* begin ENTRIES SUPPLIED *

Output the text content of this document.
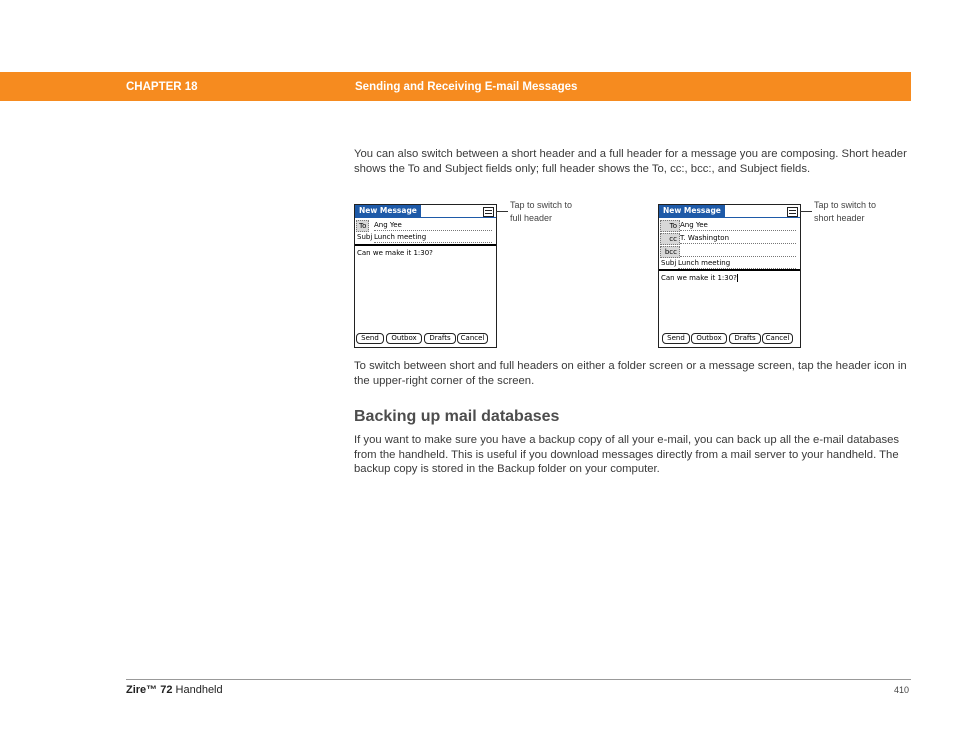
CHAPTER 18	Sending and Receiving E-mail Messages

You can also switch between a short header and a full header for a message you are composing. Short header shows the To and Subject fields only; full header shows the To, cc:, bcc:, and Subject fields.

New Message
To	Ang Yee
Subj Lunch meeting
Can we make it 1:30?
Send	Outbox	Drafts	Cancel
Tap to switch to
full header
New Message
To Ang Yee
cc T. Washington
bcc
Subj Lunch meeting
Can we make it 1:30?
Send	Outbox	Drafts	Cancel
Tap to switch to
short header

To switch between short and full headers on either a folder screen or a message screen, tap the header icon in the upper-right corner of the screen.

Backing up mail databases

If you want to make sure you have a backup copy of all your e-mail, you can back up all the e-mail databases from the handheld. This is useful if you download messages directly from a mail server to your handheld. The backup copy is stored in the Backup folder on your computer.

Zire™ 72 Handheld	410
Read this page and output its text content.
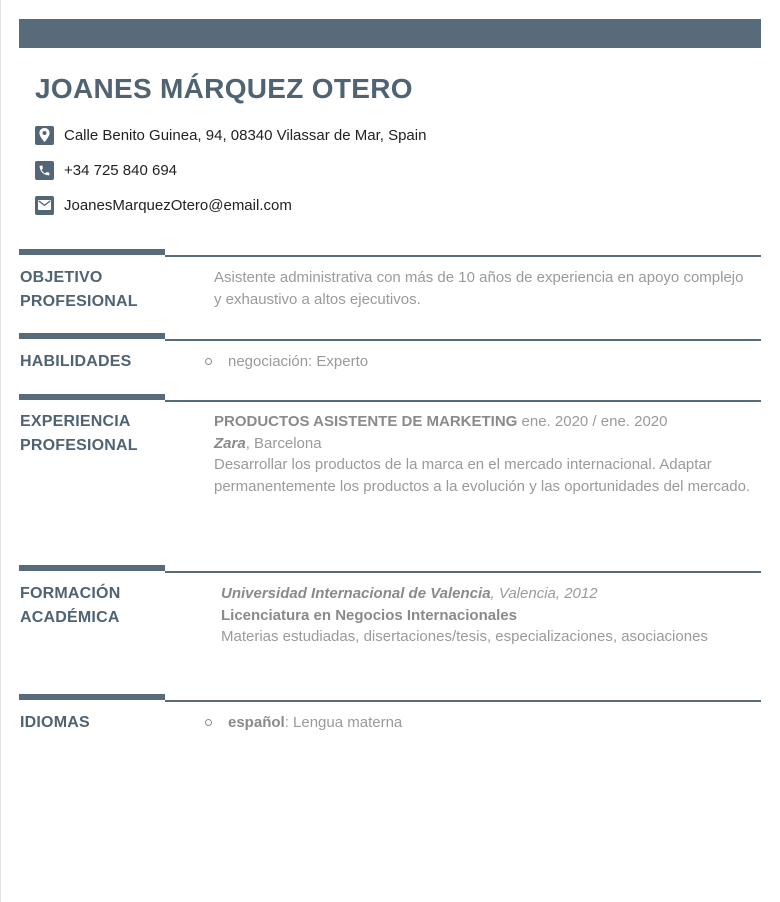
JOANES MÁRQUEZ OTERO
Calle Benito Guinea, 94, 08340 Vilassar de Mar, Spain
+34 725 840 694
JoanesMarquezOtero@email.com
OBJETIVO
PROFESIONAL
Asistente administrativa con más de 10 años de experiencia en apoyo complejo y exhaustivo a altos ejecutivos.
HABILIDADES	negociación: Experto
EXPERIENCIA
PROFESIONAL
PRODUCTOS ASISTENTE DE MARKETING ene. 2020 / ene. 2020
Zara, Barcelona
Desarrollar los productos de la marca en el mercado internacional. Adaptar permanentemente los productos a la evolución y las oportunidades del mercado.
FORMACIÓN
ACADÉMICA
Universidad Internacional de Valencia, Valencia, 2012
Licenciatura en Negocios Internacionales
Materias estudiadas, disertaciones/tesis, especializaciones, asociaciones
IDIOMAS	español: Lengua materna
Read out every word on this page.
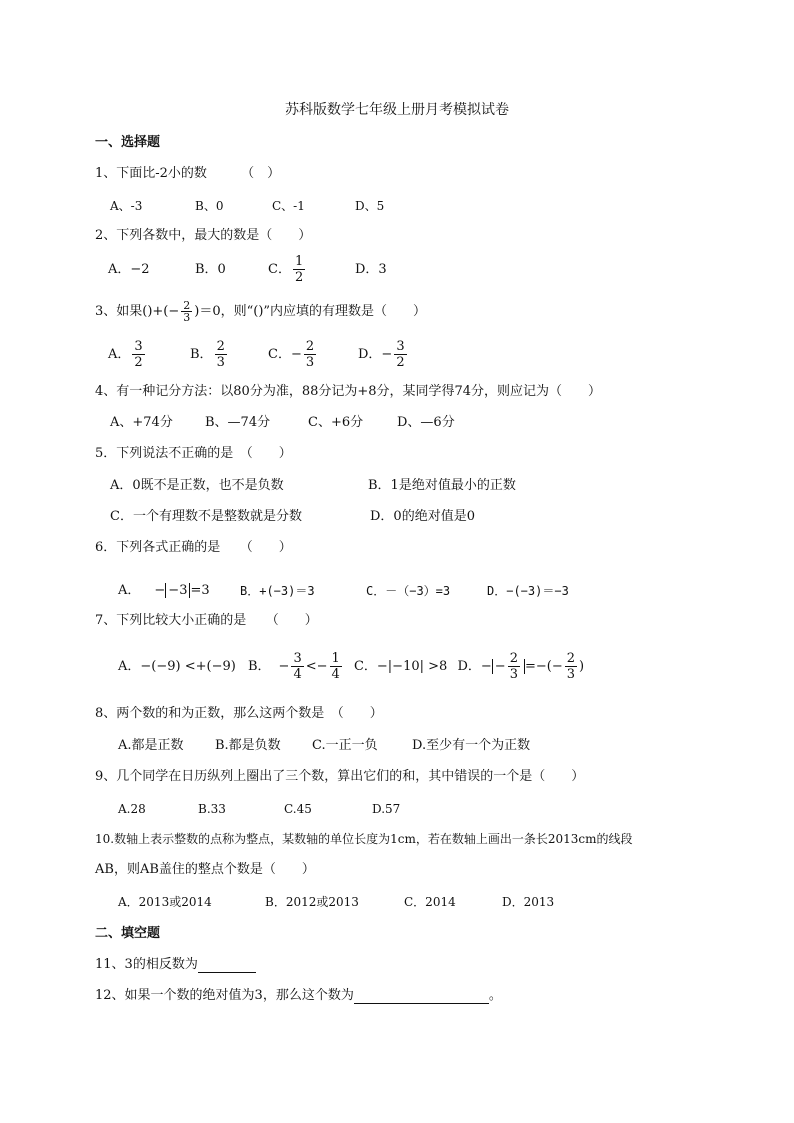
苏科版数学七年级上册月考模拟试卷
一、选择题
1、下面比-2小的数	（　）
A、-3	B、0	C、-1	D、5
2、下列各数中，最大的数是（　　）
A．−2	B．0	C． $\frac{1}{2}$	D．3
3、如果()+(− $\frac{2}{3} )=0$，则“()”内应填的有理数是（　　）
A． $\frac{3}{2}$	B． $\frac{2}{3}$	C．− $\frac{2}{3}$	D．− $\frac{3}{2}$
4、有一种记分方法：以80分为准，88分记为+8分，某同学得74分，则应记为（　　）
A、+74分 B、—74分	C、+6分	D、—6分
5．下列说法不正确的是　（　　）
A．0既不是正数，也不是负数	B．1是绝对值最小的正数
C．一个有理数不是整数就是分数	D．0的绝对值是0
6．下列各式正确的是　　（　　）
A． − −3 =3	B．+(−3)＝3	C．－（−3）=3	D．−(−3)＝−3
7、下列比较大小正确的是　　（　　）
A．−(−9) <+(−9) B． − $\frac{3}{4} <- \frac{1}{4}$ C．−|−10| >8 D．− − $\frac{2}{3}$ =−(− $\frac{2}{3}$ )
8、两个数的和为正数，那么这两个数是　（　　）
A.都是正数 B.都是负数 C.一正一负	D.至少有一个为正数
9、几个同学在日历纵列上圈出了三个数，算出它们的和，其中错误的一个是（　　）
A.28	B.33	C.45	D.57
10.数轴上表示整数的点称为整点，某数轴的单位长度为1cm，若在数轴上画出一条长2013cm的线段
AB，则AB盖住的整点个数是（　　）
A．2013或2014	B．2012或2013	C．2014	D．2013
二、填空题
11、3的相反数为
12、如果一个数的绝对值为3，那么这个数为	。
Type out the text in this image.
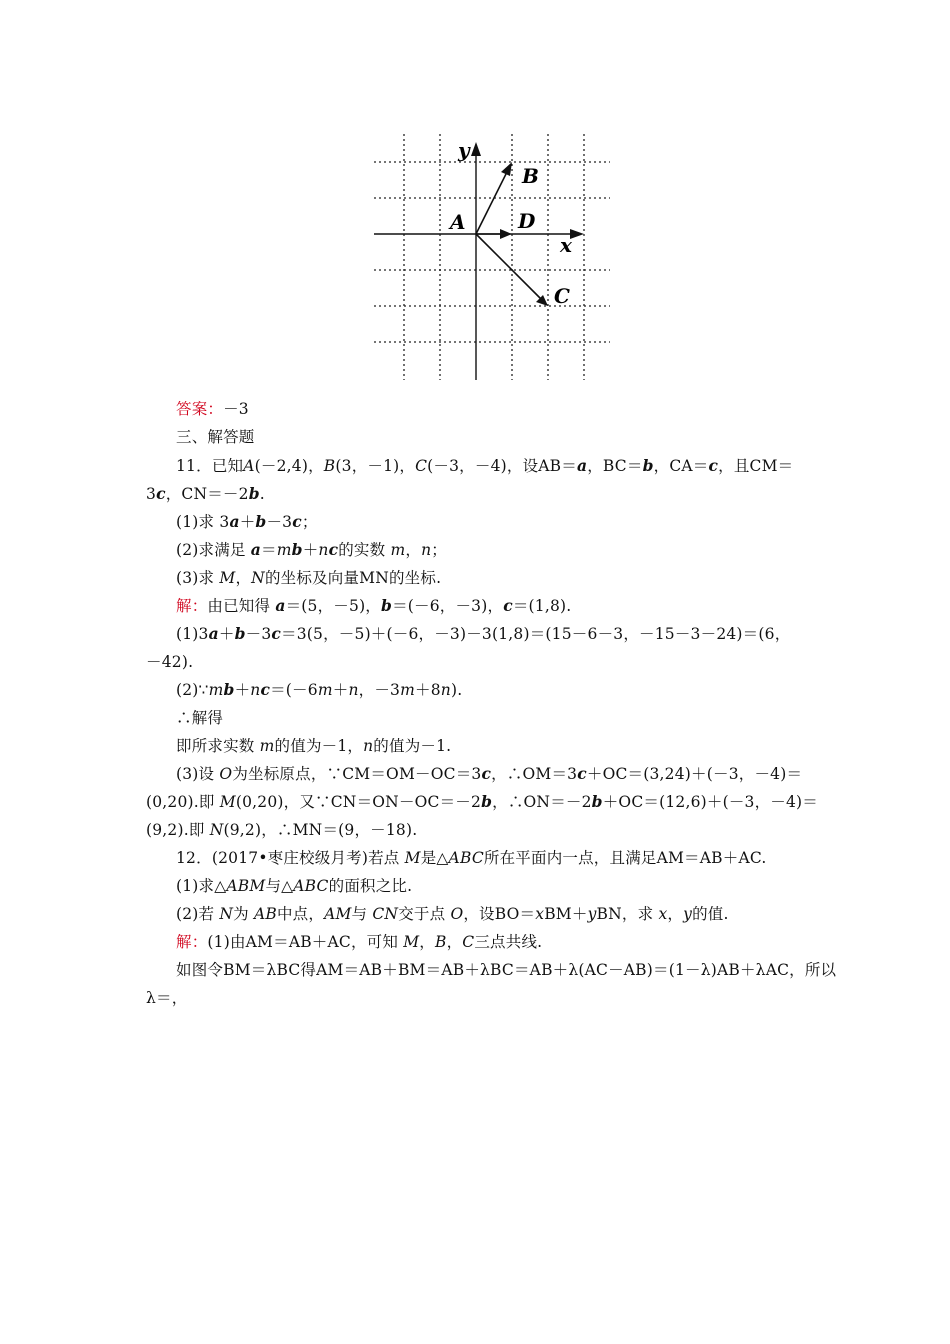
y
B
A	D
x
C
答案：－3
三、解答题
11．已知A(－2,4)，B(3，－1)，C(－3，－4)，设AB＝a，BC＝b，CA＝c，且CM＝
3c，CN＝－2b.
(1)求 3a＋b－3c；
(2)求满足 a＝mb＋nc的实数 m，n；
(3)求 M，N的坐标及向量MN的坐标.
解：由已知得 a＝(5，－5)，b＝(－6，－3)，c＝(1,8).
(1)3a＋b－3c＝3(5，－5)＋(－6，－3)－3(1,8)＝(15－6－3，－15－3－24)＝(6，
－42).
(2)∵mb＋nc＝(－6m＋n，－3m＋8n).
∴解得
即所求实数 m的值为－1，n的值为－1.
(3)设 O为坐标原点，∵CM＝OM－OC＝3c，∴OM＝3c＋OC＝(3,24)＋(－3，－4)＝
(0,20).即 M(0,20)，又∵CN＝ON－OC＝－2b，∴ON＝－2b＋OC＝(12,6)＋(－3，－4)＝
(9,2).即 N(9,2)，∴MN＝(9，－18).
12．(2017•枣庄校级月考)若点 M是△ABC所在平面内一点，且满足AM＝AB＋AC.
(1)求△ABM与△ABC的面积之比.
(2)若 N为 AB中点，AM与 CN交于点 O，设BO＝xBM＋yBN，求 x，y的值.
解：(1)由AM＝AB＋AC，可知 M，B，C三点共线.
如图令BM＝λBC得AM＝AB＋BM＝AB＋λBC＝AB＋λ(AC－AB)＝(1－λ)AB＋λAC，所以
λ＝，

* end ENTRIES SUPPLIED *

EXERCISE OBJECTIVE
Locate "Read out every word on this page." in the listing above, then print exactly the lines from that line through the final one, omitting all pictures.

RESULT FOR THIS TASK
Read out every word on this page.
苏科版数学七年级上册月考模拟试卷
一、选择题
1、下面比-2小的数	（　）
A、-3	B、0	C、-1	D、5
2、下列各数中，最大的数是（　　）
A．−2	B．0	C． $\frac{1}{2}$	D．3
3、如果()+(− $\frac{2}{3} )=0$，则“()”内应填的有理数是（　　）
A． $\frac{3}{2}$	B． $\frac{2}{3}$	C．− $\frac{2}{3}$	D．− $\frac{3}{2}$
4、有一种记分方法：以80分为准，88分记为+8分，某同学得74分，则应记为（　　）
A、+74分 B、—74分	C、+6分	D、—6分
5．下列说法不正确的是　（　　）
A．0既不是正数，也不是负数	B．1是绝对值最小的正数
C．一个有理数不是整数就是分数	D．0的绝对值是0
6．下列各式正确的是　　（　　）
A． − −3 =3	B．+(−3)＝3	C．－（−3）=3	D．−(−3)＝−3
7、下列比较大小正确的是　　（　　）
A．−(−9) <+(−9) B． − $\frac{3}{4} <- \frac{1}{4}$ C．−|−10| >8 D．− − $\frac{2}{3}$ =−(− $\frac{2}{3}$ )
8、两个数的和为正数，那么这两个数是　（　　）
A.都是正数 B.都是负数 C.一正一负	D.至少有一个为正数
9、几个同学在日历纵列上圈出了三个数，算出它们的和，其中错误的一个是（　　）
A.28	B.33	C.45	D.57
10.数轴上表示整数的点称为整点，某数轴的单位长度为1cm，若在数轴上画出一条长2013cm的线段
AB，则AB盖住的整点个数是（　　）
A．2013或2014	B．2012或2013	C．2014	D．2013
二、填空题
11、3的相反数为
12、如果一个数的绝对值为3，那么这个数为	。
Type out the text in this image.
y
B
A	D
x
C
答案：－3
三、解答题
11．已知A(－2,4)，B(3，－1)，C(－3，－4)，设AB＝a，BC＝b，CA＝c，且CM＝
3c，CN＝－2b.
(1)求 3a＋b－3c；
(2)求满足 a＝mb＋nc的实数 m，n；
(3)求 M，N的坐标及向量MN的坐标.
解：由已知得 a＝(5，－5)，b＝(－6，－3)，c＝(1,8).
(1)3a＋b－3c＝3(5，－5)＋(－6，－3)－3(1,8)＝(15－6－3，－15－3－24)＝(6，
－42).
(2)∵mb＋nc＝(－6m＋n，－3m＋8n).
∴解得
即所求实数 m的值为－1，n的值为－1.
(3)设 O为坐标原点，∵CM＝OM－OC＝3c，∴OM＝3c＋OC＝(3,24)＋(－3，－4)＝
(0,20).即 M(0,20)，又∵CN＝ON－OC＝－2b，∴ON＝－2b＋OC＝(12,6)＋(－3，－4)＝
(9,2).即 N(9,2)，∴MN＝(9，－18).
12．(2017•枣庄校级月考)若点 M是△ABC所在平面内一点，且满足AM＝AB＋AC.
(1)求△ABM与△ABC的面积之比.
(2)若 N为 AB中点，AM与 CN交于点 O，设BO＝xBM＋yBN，求 x，y的值.
解：(1)由AM＝AB＋AC，可知 M，B，C三点共线.
如图令BM＝λBC得AM＝AB＋BM＝AB＋λBC＝AB＋λ(AC－AB)＝(1－λ)AB＋λAC，所以
λ＝，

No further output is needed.